▶ **Your objective**: Copy exactly the run of lines that begins at the line with "Transcribe the text in this document." and ends at the final line of the entries.

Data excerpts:

(begin)

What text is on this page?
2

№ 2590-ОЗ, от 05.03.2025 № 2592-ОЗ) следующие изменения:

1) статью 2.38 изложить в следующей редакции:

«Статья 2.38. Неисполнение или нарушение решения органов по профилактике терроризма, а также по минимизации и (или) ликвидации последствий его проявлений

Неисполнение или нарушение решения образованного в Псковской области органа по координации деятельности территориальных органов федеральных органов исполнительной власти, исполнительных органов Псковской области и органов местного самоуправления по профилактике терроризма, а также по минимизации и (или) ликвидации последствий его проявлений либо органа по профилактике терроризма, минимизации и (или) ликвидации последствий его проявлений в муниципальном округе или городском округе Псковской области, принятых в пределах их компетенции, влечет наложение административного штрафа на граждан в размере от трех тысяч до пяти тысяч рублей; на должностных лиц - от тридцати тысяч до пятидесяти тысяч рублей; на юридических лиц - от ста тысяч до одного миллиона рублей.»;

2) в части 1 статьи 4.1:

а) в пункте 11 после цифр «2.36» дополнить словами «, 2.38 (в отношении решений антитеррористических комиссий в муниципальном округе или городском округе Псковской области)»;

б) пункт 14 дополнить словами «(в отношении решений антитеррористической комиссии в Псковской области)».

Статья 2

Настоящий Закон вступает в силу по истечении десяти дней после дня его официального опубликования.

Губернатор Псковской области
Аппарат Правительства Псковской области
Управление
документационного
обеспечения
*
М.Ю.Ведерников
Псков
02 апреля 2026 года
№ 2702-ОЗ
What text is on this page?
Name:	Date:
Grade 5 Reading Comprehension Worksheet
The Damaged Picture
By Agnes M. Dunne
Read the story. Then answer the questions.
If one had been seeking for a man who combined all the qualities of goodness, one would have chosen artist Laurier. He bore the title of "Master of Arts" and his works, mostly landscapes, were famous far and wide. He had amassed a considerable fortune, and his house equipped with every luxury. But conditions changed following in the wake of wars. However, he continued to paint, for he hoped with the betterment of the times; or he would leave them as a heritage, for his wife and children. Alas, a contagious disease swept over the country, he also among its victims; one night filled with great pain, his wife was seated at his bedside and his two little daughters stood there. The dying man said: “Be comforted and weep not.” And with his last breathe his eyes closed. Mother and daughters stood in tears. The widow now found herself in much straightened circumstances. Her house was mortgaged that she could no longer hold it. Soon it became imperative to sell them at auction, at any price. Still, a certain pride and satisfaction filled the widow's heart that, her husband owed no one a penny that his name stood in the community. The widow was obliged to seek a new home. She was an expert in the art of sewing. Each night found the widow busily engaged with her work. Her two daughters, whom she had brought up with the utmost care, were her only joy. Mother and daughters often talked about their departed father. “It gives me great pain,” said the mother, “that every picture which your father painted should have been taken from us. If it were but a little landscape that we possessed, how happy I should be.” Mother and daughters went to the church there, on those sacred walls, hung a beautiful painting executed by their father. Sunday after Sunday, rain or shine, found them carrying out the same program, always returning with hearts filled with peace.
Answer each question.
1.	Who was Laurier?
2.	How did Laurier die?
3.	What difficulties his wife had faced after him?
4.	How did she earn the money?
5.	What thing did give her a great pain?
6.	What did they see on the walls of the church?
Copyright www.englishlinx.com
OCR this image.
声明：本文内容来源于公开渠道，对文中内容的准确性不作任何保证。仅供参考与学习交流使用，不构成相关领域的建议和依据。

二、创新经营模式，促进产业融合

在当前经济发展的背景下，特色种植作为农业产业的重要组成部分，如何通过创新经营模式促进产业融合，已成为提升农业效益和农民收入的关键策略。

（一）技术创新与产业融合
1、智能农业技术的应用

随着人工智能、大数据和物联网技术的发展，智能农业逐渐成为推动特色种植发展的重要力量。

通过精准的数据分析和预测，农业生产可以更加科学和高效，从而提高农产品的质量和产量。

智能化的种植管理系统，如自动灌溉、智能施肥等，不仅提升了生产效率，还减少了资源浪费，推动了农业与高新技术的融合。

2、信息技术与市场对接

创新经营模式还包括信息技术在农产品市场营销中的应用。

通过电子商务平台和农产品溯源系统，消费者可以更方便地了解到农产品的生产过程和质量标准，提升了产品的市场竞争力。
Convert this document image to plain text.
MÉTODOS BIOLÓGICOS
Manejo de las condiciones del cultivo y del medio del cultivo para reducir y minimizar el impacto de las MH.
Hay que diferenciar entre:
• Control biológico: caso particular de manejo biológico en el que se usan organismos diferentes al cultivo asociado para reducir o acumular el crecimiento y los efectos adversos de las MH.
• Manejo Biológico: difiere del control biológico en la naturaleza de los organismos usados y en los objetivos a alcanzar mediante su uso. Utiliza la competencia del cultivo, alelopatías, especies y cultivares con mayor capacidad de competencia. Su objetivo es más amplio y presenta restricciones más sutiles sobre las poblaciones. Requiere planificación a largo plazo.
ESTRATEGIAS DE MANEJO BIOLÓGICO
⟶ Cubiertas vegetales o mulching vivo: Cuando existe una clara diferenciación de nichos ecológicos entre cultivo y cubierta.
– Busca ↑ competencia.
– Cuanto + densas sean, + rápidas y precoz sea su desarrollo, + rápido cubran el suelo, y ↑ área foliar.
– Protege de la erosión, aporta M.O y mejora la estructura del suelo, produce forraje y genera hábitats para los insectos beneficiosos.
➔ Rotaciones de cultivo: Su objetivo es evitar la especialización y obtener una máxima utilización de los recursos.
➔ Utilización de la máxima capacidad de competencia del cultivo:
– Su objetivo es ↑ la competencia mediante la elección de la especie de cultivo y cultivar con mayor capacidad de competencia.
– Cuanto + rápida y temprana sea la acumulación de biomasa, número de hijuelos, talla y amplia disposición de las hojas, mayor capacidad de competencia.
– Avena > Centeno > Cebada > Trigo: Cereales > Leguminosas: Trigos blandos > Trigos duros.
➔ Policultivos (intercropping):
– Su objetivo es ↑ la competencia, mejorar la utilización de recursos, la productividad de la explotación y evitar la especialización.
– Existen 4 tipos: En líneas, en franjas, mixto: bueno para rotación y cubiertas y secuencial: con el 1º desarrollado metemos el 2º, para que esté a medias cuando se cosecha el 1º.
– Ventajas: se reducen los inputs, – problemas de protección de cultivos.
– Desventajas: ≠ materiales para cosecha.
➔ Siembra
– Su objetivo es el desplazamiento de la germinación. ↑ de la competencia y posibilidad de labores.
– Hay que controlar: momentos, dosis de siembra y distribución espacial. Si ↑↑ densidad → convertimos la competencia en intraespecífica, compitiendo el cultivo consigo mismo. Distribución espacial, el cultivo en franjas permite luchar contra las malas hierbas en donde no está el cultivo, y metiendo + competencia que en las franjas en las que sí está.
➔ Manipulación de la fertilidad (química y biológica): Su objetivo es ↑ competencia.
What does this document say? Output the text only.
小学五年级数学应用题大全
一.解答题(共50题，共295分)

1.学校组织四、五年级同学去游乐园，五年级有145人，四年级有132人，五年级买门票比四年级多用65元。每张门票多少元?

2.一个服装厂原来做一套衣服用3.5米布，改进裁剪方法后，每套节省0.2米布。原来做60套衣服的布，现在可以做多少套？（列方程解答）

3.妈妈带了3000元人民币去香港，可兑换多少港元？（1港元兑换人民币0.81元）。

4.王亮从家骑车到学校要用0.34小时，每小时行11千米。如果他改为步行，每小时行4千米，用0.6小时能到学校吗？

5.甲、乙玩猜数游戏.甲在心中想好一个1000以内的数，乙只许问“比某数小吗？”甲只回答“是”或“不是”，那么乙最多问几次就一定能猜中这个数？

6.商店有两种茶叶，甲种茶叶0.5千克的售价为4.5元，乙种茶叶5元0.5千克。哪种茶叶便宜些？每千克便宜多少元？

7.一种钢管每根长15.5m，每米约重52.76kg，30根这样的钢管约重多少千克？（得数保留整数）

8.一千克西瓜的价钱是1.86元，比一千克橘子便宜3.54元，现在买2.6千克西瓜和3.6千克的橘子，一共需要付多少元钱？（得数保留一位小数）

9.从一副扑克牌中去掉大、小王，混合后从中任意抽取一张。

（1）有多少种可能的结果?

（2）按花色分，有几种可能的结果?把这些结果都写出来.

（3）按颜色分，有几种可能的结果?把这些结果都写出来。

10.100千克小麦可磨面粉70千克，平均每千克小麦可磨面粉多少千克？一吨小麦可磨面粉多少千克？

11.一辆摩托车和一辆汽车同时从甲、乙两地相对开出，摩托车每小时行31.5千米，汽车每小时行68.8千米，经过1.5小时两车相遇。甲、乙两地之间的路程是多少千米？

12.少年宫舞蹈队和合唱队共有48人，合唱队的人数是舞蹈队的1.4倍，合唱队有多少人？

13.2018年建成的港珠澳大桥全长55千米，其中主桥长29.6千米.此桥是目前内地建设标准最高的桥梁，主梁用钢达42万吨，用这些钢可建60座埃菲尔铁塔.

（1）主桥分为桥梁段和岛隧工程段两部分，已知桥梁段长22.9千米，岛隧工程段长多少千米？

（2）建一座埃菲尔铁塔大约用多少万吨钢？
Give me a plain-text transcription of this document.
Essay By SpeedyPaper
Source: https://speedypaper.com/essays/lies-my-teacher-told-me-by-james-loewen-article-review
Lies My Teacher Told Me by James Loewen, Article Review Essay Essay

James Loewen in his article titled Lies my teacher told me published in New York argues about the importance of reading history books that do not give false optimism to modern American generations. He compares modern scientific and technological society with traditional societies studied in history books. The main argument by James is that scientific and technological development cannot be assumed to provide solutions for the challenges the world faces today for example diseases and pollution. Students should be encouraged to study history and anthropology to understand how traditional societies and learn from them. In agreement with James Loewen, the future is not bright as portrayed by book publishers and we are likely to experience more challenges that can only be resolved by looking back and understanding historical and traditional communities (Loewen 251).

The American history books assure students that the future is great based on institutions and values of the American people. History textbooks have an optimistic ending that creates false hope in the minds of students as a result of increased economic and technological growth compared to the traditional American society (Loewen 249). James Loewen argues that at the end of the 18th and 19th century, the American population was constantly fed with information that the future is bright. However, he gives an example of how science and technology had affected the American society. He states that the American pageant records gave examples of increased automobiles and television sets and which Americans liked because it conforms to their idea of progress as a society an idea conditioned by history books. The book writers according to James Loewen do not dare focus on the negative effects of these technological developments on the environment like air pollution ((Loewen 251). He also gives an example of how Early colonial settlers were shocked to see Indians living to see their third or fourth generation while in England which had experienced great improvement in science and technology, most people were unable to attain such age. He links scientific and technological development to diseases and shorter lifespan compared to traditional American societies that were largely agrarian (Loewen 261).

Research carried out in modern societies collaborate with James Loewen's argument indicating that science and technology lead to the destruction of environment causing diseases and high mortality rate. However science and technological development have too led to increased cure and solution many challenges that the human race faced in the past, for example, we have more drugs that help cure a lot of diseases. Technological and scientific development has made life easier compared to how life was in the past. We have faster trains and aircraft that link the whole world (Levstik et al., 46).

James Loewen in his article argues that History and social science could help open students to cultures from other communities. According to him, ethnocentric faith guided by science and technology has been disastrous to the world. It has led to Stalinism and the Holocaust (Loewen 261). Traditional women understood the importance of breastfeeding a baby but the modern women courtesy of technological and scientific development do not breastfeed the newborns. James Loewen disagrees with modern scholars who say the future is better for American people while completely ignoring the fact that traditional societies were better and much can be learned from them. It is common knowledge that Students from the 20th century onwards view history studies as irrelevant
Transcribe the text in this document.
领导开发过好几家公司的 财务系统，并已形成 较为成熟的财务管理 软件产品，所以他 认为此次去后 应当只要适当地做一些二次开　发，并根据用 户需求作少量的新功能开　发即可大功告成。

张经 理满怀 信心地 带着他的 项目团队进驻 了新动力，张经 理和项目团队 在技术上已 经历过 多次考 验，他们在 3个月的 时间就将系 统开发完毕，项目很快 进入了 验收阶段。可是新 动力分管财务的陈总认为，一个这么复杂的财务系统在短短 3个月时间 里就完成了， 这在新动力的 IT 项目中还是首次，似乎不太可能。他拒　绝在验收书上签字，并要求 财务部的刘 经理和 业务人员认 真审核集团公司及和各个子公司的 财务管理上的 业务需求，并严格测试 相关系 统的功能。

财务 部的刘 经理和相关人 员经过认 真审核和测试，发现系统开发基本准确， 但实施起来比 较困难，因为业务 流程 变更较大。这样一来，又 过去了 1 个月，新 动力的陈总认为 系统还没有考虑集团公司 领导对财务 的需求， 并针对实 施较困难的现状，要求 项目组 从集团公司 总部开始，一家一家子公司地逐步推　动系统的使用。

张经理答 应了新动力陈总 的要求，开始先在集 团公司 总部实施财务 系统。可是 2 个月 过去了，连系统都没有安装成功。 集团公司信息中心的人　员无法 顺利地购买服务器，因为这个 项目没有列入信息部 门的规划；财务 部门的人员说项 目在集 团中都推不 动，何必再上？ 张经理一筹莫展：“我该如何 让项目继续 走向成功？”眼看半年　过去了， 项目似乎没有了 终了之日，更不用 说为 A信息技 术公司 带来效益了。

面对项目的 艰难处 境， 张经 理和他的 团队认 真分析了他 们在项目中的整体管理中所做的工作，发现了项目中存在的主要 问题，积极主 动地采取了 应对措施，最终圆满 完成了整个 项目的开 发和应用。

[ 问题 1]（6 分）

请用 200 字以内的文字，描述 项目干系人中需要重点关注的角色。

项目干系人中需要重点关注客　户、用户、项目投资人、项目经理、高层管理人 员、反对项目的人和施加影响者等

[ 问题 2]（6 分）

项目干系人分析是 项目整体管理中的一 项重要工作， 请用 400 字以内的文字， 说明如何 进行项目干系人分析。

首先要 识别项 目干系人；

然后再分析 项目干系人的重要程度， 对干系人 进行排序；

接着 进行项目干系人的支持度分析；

(end)

▶ **Solution for this task**:
Transcribe the text in this document.
领导开发过好几家公司的 财务系统，并已形成 较为成熟的财务管理 软件产品，所以他 认为此次去后 应当只要适当地做一些二次开　发，并根据用 户需求作少量的新功能开　发即可大功告成。

张经 理满怀 信心地 带着他的 项目团队进驻 了新动力，张经 理和项目团队 在技术上已 经历过 多次考 验，他们在 3个月的 时间就将系 统开发完毕，项目很快 进入了 验收阶段。可是新 动力分管财务的陈总认为，一个这么复杂的财务系统在短短 3个月时间 里就完成了， 这在新动力的 IT 项目中还是首次，似乎不太可能。他拒　绝在验收书上签字，并要求 财务部的刘 经理和 业务人员认 真审核集团公司及和各个子公司的 财务管理上的 业务需求，并严格测试 相关系 统的功能。

财务 部的刘 经理和相关人 员经过认 真审核和测试，发现系统开发基本准确， 但实施起来比 较困难，因为业务 流程 变更较大。这样一来，又 过去了 1 个月，新 动力的陈总认为 系统还没有考虑集团公司 领导对财务 的需求， 并针对实 施较困难的现状，要求 项目组 从集团公司 总部开始，一家一家子公司地逐步推　动系统的使用。

张经理答 应了新动力陈总 的要求，开始先在集 团公司 总部实施财务 系统。可是 2 个月 过去了，连系统都没有安装成功。 集团公司信息中心的人　员无法 顺利地购买服务器，因为这个 项目没有列入信息部 门的规划；财务 部门的人员说项 目在集 团中都推不 动，何必再上？ 张经理一筹莫展：“我该如何 让项目继续 走向成功？”眼看半年　过去了， 项目似乎没有了 终了之日，更不用 说为 A信息技 术公司 带来效益了。

面对项目的 艰难处 境， 张经 理和他的 团队认 真分析了他 们在项目中的整体管理中所做的工作，发现了项目中存在的主要 问题，积极主 动地采取了 应对措施，最终圆满 完成了整个 项目的开 发和应用。

[ 问题 1]（6 分）

请用 200 字以内的文字，描述 项目干系人中需要重点关注的角色。

项目干系人中需要重点关注客　户、用户、项目投资人、项目经理、高层管理人 员、反对项目的人和施加影响者等

[ 问题 2]（6 分）

项目干系人分析是 项目整体管理中的一 项重要工作， 请用 400 字以内的文字， 说明如何 进行项目干系人分析。

首先要 识别项 目干系人；

然后再分析 项目干系人的重要程度， 对干系人 进行排序；

接着 进行项目干系人的支持度分析；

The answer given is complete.